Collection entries
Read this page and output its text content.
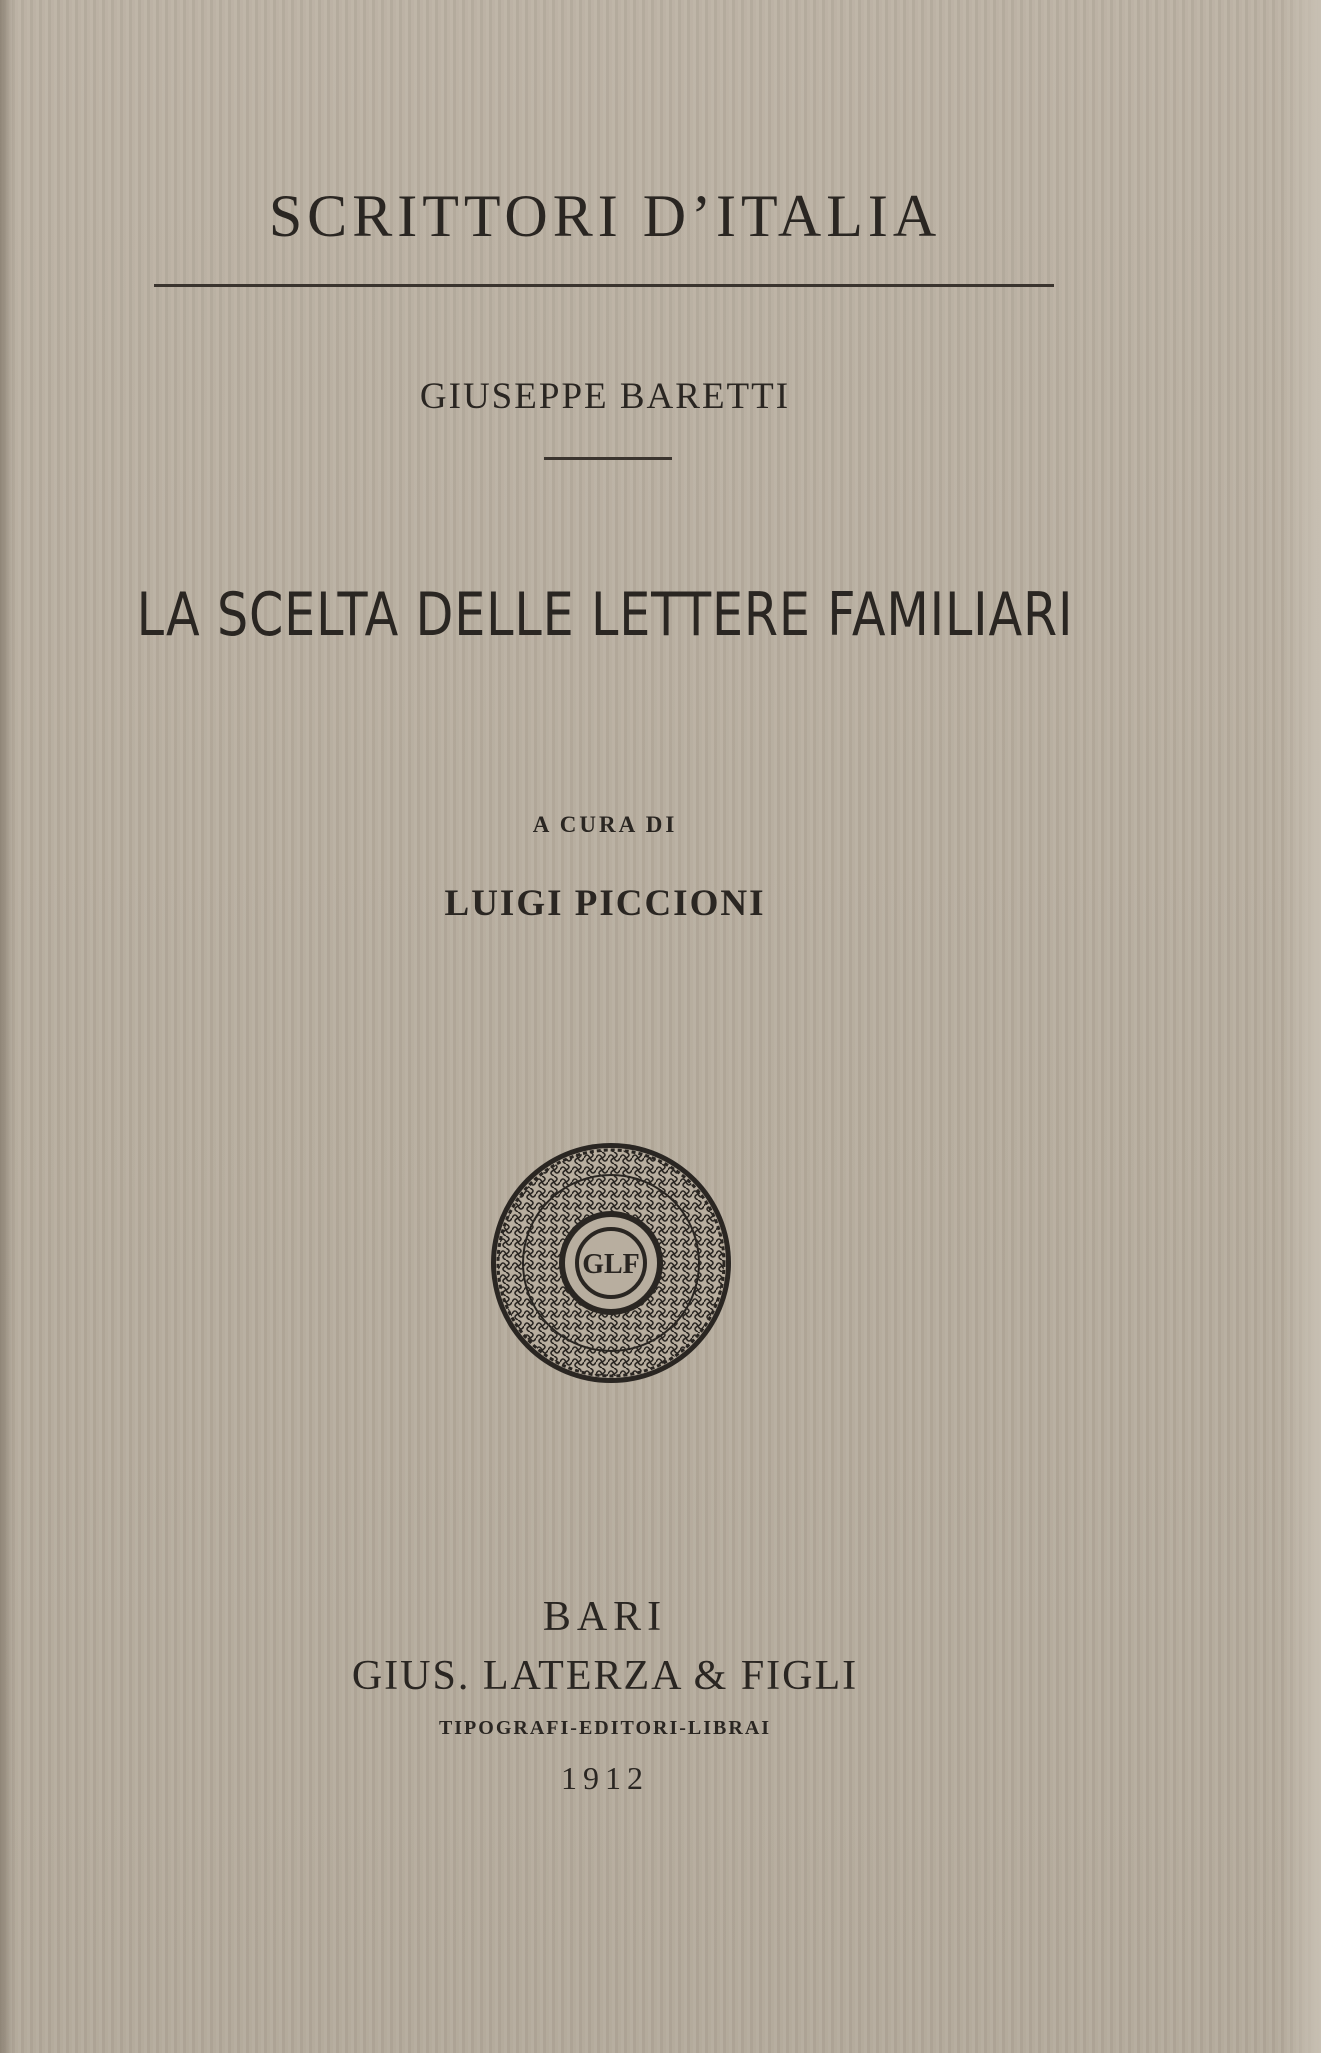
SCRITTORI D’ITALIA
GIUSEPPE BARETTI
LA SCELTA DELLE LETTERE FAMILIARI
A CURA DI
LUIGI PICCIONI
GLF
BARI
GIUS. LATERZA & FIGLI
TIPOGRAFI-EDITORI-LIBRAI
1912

Instructions to follow
Repeat the records word for word. Any picture in them should be left out.

The answer
Read this page and output its text content.
SCRITTORI D’ITALIA
GIUSEPPE BARETTI
LA SCELTA DELLE LETTERE FAMILIARI
A CURA DI
LUIGI PICCIONI
GLF
BARI
GIUS. LATERZA & FIGLI
TIPOGRAFI-EDITORI-LIBRAI
1912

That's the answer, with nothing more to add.